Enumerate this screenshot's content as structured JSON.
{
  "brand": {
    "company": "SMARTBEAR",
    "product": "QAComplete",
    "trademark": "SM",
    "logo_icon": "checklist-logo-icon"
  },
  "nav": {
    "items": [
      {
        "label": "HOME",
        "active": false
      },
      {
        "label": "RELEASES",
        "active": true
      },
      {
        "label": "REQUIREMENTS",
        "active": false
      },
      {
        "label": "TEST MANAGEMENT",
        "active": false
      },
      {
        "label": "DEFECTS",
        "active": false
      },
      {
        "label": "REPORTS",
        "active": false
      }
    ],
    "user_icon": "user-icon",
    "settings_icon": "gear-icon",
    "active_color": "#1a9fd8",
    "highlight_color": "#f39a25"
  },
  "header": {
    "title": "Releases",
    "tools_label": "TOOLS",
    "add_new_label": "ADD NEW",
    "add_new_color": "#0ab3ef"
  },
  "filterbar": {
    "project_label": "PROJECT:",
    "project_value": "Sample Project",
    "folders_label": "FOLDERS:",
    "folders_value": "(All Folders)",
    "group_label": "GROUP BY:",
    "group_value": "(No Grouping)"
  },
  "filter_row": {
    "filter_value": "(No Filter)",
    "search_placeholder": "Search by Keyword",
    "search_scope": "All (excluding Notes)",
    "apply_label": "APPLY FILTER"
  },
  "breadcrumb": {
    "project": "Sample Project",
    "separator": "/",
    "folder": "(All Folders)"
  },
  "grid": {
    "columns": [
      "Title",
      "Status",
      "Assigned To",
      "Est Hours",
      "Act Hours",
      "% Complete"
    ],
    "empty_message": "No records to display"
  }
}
──────
**Exercise objective:** Filter out every line that lacks the word "Sample", and copy the rest.

**Exercise answer:**
    "project_value": "Sample Project",
    "project": "Sample Project",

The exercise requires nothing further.